- EXERCISE DETAILS
Repeat the material exactly, leaving nothing out.

(Items from a dataset)
####
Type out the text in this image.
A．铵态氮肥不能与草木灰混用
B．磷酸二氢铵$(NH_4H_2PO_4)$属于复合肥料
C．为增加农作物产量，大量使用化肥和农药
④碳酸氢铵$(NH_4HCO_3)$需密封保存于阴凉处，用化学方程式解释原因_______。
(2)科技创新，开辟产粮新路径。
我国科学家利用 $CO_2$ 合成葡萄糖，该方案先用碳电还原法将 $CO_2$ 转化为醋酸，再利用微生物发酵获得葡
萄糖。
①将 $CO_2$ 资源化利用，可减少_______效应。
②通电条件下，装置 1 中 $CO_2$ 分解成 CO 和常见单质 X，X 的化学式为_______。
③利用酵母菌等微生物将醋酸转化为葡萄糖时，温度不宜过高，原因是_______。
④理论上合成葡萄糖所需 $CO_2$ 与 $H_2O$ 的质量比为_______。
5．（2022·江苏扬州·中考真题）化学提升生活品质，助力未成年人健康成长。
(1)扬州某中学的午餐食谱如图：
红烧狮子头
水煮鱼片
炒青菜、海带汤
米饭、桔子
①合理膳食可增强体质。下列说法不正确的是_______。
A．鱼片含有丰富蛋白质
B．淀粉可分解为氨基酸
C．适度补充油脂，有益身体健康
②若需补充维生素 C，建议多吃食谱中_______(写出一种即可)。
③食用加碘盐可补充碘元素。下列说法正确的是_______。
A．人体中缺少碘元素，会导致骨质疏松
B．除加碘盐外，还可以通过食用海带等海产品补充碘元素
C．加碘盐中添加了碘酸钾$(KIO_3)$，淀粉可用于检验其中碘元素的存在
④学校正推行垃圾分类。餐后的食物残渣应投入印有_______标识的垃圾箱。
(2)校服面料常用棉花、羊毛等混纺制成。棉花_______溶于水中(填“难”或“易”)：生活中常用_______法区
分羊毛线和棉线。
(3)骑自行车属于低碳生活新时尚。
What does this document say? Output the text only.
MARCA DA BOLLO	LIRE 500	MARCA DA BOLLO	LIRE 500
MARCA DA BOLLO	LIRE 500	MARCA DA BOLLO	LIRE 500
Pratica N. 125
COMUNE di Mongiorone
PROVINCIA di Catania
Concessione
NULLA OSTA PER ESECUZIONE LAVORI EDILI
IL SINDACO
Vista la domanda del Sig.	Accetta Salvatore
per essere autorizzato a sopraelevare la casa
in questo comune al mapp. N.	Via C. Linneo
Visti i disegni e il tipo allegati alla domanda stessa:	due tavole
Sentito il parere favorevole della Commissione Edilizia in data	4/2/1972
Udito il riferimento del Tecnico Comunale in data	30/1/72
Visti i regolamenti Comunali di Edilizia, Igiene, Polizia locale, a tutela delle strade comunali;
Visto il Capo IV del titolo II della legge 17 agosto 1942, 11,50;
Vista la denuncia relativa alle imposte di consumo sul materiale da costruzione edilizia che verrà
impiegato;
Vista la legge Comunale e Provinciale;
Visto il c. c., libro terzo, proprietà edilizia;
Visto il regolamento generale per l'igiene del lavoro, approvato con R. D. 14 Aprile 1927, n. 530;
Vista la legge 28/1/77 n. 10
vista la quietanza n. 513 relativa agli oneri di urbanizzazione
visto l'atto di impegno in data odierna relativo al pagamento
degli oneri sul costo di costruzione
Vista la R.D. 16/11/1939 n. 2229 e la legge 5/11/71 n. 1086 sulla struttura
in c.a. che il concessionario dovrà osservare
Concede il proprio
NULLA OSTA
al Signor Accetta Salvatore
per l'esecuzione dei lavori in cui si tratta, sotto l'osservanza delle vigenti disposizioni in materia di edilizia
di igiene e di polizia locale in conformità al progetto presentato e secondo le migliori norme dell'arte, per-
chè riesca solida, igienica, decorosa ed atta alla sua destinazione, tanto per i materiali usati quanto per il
####
- SOLUTION FOR THIS EXERCISE
Type out the text in this image.
A．铵态氮肥不能与草木灰混用
B．磷酸二氢铵$(NH_4H_2PO_4)$属于复合肥料
C．为增加农作物产量，大量使用化肥和农药
④碳酸氢铵$(NH_4HCO_3)$需密封保存于阴凉处，用化学方程式解释原因_______。
(2)科技创新，开辟产粮新路径。
我国科学家利用 $CO_2$ 合成葡萄糖，该方案先用碳电还原法将 $CO_2$ 转化为醋酸，再利用微生物发酵获得葡
萄糖。
①将 $CO_2$ 资源化利用，可减少_______效应。
②通电条件下，装置 1 中 $CO_2$ 分解成 CO 和常见单质 X，X 的化学式为_______。
③利用酵母菌等微生物将醋酸转化为葡萄糖时，温度不宜过高，原因是_______。
④理论上合成葡萄糖所需 $CO_2$ 与 $H_2O$ 的质量比为_______。
5．（2022·江苏扬州·中考真题）化学提升生活品质，助力未成年人健康成长。
(1)扬州某中学的午餐食谱如图：
红烧狮子头
水煮鱼片
炒青菜、海带汤
米饭、桔子
①合理膳食可增强体质。下列说法不正确的是_______。
A．鱼片含有丰富蛋白质
B．淀粉可分解为氨基酸
C．适度补充油脂，有益身体健康
②若需补充维生素 C，建议多吃食谱中_______(写出一种即可)。
③食用加碘盐可补充碘元素。下列说法正确的是_______。
A．人体中缺少碘元素，会导致骨质疏松
B．除加碘盐外，还可以通过食用海带等海产品补充碘元素
C．加碘盐中添加了碘酸钾$(KIO_3)$，淀粉可用于检验其中碘元素的存在
④学校正推行垃圾分类。餐后的食物残渣应投入印有_______标识的垃圾箱。
(2)校服面料常用棉花、羊毛等混纺制成。棉花_______溶于水中(填“难”或“易”)：生活中常用_______法区
分羊毛线和棉线。
(3)骑自行车属于低碳生活新时尚。
What does this document say? Output the text only.
MARCA DA BOLLO	LIRE 500	MARCA DA BOLLO	LIRE 500
MARCA DA BOLLO	LIRE 500	MARCA DA BOLLO	LIRE 500
Pratica N. 125
COMUNE di Mongiorone
PROVINCIA di Catania
Concessione
NULLA OSTA PER ESECUZIONE LAVORI EDILI
IL SINDACO
Vista la domanda del Sig.	Accetta Salvatore
per essere autorizzato a sopraelevare la casa
in questo comune al mapp. N.	Via C. Linneo
Visti i disegni e il tipo allegati alla domanda stessa:	due tavole
Sentito il parere favorevole della Commissione Edilizia in data	4/2/1972
Udito il riferimento del Tecnico Comunale in data	30/1/72
Visti i regolamenti Comunali di Edilizia, Igiene, Polizia locale, a tutela delle strade comunali;
Visto il Capo IV del titolo II della legge 17 agosto 1942, 11,50;
Vista la denuncia relativa alle imposte di consumo sul materiale da costruzione edilizia che verrà
impiegato;
Vista la legge Comunale e Provinciale;
Visto il c. c., libro terzo, proprietà edilizia;
Visto il regolamento generale per l'igiene del lavoro, approvato con R. D. 14 Aprile 1927, n. 530;
Vista la legge 28/1/77 n. 10
vista la quietanza n. 513 relativa agli oneri di urbanizzazione
visto l'atto di impegno in data odierna relativo al pagamento
degli oneri sul costo di costruzione
Vista la R.D. 16/11/1939 n. 2229 e la legge 5/11/71 n. 1086 sulla struttura
in c.a. che il concessionario dovrà osservare
Concede il proprio
NULLA OSTA
al Signor Accetta Salvatore
per l'esecuzione dei lavori in cui si tratta, sotto l'osservanza delle vigenti disposizioni in materia di edilizia
di igiene e di polizia locale in conformità al progetto presentato e secondo le migliori norme dell'arte, per-
chè riesca solida, igienica, decorosa ed atta alla sua destinazione, tanto per i materiali usati quanto per il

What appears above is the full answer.